Extracted records
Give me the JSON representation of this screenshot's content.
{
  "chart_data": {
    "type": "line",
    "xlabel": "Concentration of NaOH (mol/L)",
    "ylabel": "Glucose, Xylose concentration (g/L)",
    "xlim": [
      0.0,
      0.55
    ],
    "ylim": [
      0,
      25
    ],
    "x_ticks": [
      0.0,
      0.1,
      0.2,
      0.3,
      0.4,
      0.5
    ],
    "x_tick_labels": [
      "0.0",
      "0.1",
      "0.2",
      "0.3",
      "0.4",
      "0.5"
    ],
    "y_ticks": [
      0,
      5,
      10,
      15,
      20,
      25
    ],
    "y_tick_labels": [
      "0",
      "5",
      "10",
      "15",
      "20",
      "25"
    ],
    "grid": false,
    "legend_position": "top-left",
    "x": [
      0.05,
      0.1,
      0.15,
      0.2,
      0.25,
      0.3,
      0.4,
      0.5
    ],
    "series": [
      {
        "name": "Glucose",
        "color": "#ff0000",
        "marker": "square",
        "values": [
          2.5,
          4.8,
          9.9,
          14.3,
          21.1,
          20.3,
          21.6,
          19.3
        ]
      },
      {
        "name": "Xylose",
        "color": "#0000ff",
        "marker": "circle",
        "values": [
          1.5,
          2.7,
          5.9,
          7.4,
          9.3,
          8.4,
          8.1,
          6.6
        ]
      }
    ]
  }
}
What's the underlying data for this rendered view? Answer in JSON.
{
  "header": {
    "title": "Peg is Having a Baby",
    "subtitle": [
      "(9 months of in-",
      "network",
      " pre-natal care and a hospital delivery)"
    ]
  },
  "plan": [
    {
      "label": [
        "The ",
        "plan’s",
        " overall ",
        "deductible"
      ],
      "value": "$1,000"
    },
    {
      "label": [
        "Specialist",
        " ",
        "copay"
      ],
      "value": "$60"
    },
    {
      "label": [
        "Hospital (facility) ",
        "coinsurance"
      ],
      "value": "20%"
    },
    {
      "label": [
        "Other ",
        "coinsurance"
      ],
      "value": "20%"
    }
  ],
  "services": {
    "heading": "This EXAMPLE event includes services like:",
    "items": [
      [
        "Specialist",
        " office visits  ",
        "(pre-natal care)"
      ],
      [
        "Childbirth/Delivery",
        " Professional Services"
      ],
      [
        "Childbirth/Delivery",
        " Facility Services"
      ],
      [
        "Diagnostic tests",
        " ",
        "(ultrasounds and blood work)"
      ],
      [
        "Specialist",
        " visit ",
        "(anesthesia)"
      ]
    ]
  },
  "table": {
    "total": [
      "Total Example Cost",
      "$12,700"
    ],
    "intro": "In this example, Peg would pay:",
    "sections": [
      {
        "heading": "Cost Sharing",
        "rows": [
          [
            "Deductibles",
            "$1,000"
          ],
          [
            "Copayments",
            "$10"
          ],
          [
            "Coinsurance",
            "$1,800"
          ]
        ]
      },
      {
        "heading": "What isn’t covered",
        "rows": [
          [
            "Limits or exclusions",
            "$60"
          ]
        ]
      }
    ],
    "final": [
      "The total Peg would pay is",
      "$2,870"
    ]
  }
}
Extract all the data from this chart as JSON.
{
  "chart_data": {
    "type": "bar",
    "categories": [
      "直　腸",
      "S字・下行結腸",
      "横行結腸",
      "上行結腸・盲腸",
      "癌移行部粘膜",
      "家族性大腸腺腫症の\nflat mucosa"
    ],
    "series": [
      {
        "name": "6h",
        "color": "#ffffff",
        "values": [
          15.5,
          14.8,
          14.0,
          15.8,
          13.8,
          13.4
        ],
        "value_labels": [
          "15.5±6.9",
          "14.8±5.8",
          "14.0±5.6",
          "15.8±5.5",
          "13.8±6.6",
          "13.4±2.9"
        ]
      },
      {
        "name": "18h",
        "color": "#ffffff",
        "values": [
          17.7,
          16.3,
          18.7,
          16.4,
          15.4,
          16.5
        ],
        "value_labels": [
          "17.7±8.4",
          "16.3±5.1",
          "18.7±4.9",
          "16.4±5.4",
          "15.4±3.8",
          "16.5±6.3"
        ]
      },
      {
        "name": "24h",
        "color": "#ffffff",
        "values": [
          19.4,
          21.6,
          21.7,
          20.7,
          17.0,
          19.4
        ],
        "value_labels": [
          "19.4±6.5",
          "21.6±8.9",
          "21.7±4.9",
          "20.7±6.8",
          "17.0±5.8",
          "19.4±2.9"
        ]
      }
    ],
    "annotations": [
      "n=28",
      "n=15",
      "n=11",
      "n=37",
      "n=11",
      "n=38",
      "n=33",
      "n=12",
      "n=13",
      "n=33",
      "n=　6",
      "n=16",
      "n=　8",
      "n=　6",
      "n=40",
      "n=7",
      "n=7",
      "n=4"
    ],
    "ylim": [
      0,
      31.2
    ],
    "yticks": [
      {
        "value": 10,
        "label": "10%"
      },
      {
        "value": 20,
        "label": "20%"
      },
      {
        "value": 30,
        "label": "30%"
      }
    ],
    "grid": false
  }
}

EXERCISE DESCRIPTION –
Write out the full set of records exactly as given.

WRITTEN REPLY –
Give me the JSON representation of this screenshot's content.
{
  "chart_data": {
    "type": "line",
    "xlabel": "Concentration of NaOH (mol/L)",
    "ylabel": "Glucose, Xylose concentration (g/L)",
    "xlim": [
      0.0,
      0.55
    ],
    "ylim": [
      0,
      25
    ],
    "x_ticks": [
      0.0,
      0.1,
      0.2,
      0.3,
      0.4,
      0.5
    ],
    "x_tick_labels": [
      "0.0",
      "0.1",
      "0.2",
      "0.3",
      "0.4",
      "0.5"
    ],
    "y_ticks": [
      0,
      5,
      10,
      15,
      20,
      25
    ],
    "y_tick_labels": [
      "0",
      "5",
      "10",
      "15",
      "20",
      "25"
    ],
    "grid": false,
    "legend_position": "top-left",
    "x": [
      0.05,
      0.1,
      0.15,
      0.2,
      0.25,
      0.3,
      0.4,
      0.5
    ],
    "series": [
      {
        "name": "Glucose",
        "color": "#ff0000",
        "marker": "square",
        "values": [
          2.5,
          4.8,
          9.9,
          14.3,
          21.1,
          20.3,
          21.6,
          19.3
        ]
      },
      {
        "name": "Xylose",
        "color": "#0000ff",
        "marker": "circle",
        "values": [
          1.5,
          2.7,
          5.9,
          7.4,
          9.3,
          8.4,
          8.1,
          6.6
        ]
      }
    ]
  }
}
What's the underlying data for this rendered view? Answer in JSON.
{
  "header": {
    "title": "Peg is Having a Baby",
    "subtitle": [
      "(9 months of in-",
      "network",
      " pre-natal care and a hospital delivery)"
    ]
  },
  "plan": [
    {
      "label": [
        "The ",
        "plan’s",
        " overall ",
        "deductible"
      ],
      "value": "$1,000"
    },
    {
      "label": [
        "Specialist",
        " ",
        "copay"
      ],
      "value": "$60"
    },
    {
      "label": [
        "Hospital (facility) ",
        "coinsurance"
      ],
      "value": "20%"
    },
    {
      "label": [
        "Other ",
        "coinsurance"
      ],
      "value": "20%"
    }
  ],
  "services": {
    "heading": "This EXAMPLE event includes services like:",
    "items": [
      [
        "Specialist",
        " office visits  ",
        "(pre-natal care)"
      ],
      [
        "Childbirth/Delivery",
        " Professional Services"
      ],
      [
        "Childbirth/Delivery",
        " Facility Services"
      ],
      [
        "Diagnostic tests",
        " ",
        "(ultrasounds and blood work)"
      ],
      [
        "Specialist",
        " visit ",
        "(anesthesia)"
      ]
    ]
  },
  "table": {
    "total": [
      "Total Example Cost",
      "$12,700"
    ],
    "intro": "In this example, Peg would pay:",
    "sections": [
      {
        "heading": "Cost Sharing",
        "rows": [
          [
            "Deductibles",
            "$1,000"
          ],
          [
            "Copayments",
            "$10"
          ],
          [
            "Coinsurance",
            "$1,800"
          ]
        ]
      },
      {
        "heading": "What isn’t covered",
        "rows": [
          [
            "Limits or exclusions",
            "$60"
          ]
        ]
      }
    ],
    "final": [
      "The total Peg would pay is",
      "$2,870"
    ]
  }
}
Extract all the data from this chart as JSON.
{
  "chart_data": {
    "type": "bar",
    "categories": [
      "直　腸",
      "S字・下行結腸",
      "横行結腸",
      "上行結腸・盲腸",
      "癌移行部粘膜",
      "家族性大腸腺腫症の\nflat mucosa"
    ],
    "series": [
      {
        "name": "6h",
        "color": "#ffffff",
        "values": [
          15.5,
          14.8,
          14.0,
          15.8,
          13.8,
          13.4
        ],
        "value_labels": [
          "15.5±6.9",
          "14.8±5.8",
          "14.0±5.6",
          "15.8±5.5",
          "13.8±6.6",
          "13.4±2.9"
        ]
      },
      {
        "name": "18h",
        "color": "#ffffff",
        "values": [
          17.7,
          16.3,
          18.7,
          16.4,
          15.4,
          16.5
        ],
        "value_labels": [
          "17.7±8.4",
          "16.3±5.1",
          "18.7±4.9",
          "16.4±5.4",
          "15.4±3.8",
          "16.5±6.3"
        ]
      },
      {
        "name": "24h",
        "color": "#ffffff",
        "values": [
          19.4,
          21.6,
          21.7,
          20.7,
          17.0,
          19.4
        ],
        "value_labels": [
          "19.4±6.5",
          "21.6±8.9",
          "21.7±4.9",
          "20.7±6.8",
          "17.0±5.8",
          "19.4±2.9"
        ]
      }
    ],
    "annotations": [
      "n=28",
      "n=15",
      "n=11",
      "n=37",
      "n=11",
      "n=38",
      "n=33",
      "n=12",
      "n=13",
      "n=33",
      "n=　6",
      "n=16",
      "n=　8",
      "n=　6",
      "n=40",
      "n=7",
      "n=7",
      "n=4"
    ],
    "ylim": [
      0,
      31.2
    ],
    "yticks": [
      {
        "value": 10,
        "label": "10%"
      },
      {
        "value": 20,
        "label": "20%"
      },
      {
        "value": 30,
        "label": "30%"
      }
    ],
    "grid": false
  }
}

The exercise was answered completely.